◆ Work required: Type out every line below exactly as it reads.

(Records from a data collection)
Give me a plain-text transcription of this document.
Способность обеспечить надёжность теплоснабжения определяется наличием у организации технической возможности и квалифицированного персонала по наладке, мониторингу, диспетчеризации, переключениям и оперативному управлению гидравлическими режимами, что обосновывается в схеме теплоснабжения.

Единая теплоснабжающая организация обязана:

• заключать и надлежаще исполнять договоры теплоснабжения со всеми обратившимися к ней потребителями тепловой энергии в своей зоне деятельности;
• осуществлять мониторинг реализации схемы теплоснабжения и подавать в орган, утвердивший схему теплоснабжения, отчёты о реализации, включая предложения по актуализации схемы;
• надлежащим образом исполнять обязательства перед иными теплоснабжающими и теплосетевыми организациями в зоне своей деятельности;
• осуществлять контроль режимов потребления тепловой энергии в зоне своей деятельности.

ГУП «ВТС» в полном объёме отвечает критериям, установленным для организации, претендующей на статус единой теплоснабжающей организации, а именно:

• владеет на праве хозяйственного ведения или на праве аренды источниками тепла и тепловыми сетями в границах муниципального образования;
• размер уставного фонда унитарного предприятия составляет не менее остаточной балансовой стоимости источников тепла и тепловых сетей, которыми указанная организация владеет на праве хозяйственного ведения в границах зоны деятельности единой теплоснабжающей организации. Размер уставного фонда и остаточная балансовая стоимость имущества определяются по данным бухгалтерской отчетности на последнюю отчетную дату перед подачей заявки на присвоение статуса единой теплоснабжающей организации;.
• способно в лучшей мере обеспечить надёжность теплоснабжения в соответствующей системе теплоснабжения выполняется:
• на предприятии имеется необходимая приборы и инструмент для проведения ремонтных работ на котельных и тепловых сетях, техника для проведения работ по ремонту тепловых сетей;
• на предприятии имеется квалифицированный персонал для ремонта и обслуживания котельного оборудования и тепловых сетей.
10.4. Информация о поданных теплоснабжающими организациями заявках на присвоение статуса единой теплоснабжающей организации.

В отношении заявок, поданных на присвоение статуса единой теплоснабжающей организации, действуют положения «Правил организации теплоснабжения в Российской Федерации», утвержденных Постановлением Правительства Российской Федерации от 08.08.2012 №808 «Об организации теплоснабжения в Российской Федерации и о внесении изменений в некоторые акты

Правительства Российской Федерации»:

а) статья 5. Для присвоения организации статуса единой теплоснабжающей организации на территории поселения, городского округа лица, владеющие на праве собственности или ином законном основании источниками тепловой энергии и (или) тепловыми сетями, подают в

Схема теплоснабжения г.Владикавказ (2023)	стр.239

◆ Response to this exercise:
Give me a plain-text transcription of this document.
Способность обеспечить надёжность теплоснабжения определяется наличием у организации технической возможности и квалифицированного персонала по наладке, мониторингу, диспетчеризации, переключениям и оперативному управлению гидравлическими режимами, что обосновывается в схеме теплоснабжения.

Единая теплоснабжающая организация обязана:

• заключать и надлежаще исполнять договоры теплоснабжения со всеми обратившимися к ней потребителями тепловой энергии в своей зоне деятельности;
• осуществлять мониторинг реализации схемы теплоснабжения и подавать в орган, утвердивший схему теплоснабжения, отчёты о реализации, включая предложения по актуализации схемы;
• надлежащим образом исполнять обязательства перед иными теплоснабжающими и теплосетевыми организациями в зоне своей деятельности;
• осуществлять контроль режимов потребления тепловой энергии в зоне своей деятельности.

ГУП «ВТС» в полном объёме отвечает критериям, установленным для организации, претендующей на статус единой теплоснабжающей организации, а именно:

• владеет на праве хозяйственного ведения или на праве аренды источниками тепла и тепловыми сетями в границах муниципального образования;
• размер уставного фонда унитарного предприятия составляет не менее остаточной балансовой стоимости источников тепла и тепловых сетей, которыми указанная организация владеет на праве хозяйственного ведения в границах зоны деятельности единой теплоснабжающей организации. Размер уставного фонда и остаточная балансовая стоимость имущества определяются по данным бухгалтерской отчетности на последнюю отчетную дату перед подачей заявки на присвоение статуса единой теплоснабжающей организации;.
• способно в лучшей мере обеспечить надёжность теплоснабжения в соответствующей системе теплоснабжения выполняется:
• на предприятии имеется необходимая приборы и инструмент для проведения ремонтных работ на котельных и тепловых сетях, техника для проведения работ по ремонту тепловых сетей;
• на предприятии имеется квалифицированный персонал для ремонта и обслуживания котельного оборудования и тепловых сетей.
10.4. Информация о поданных теплоснабжающими организациями заявках на присвоение статуса единой теплоснабжающей организации.

В отношении заявок, поданных на присвоение статуса единой теплоснабжающей организации, действуют положения «Правил организации теплоснабжения в Российской Федерации», утвержденных Постановлением Правительства Российской Федерации от 08.08.2012 №808 «Об организации теплоснабжения в Российской Федерации и о внесении изменений в некоторые акты

Правительства Российской Федерации»:

а) статья 5. Для присвоения организации статуса единой теплоснабжающей организации на территории поселения, городского округа лица, владеющие на праве собственности или ином законном основании источниками тепловой энергии и (или) тепловыми сетями, подают в

Схема теплоснабжения г.Владикавказ (2023)	стр.239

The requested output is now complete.